▶ _Exercise aim_
Set down every entry word for word. Omit the pictures.

(Dataset entries)
>> Begin

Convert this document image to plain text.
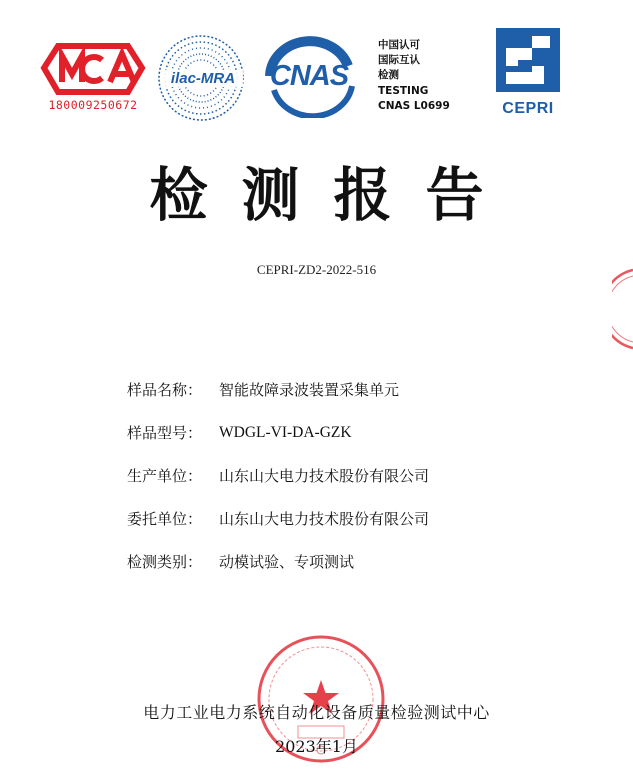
180009250672
ilac-MRA	CNAS
中国认可
国际互认
检测
TESTING
CNAS L0699	CEPRI
检测报告
CEPRI-ZD2-2022-516
样品名称：	智能故障录波装置采集单元
样品型号：	WDGL-VI-DA-GZK
生产单位：	山东山大电力技术股份有限公司
委托单位：	山东山大电力技术股份有限公司
检测类别：	动模试验、专项测试
电力工业电力系统自动化设备质量检验测试中心
2023年1月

>> End

▶ _Written response_
Convert this document image to plain text.
180009250672
ilac-MRA	CNAS
中国认可
国际互认
检测
TESTING
CNAS L0699	CEPRI
检测报告
CEPRI-ZD2-2022-516
样品名称：	智能故障录波装置采集单元
样品型号：	WDGL-VI-DA-GZK
生产单位：	山东山大电力技术股份有限公司
委托单位：	山东山大电力技术股份有限公司
检测类别：	动模试验、专项测试
电力工业电力系统自动化设备质量检验测试中心
2023年1月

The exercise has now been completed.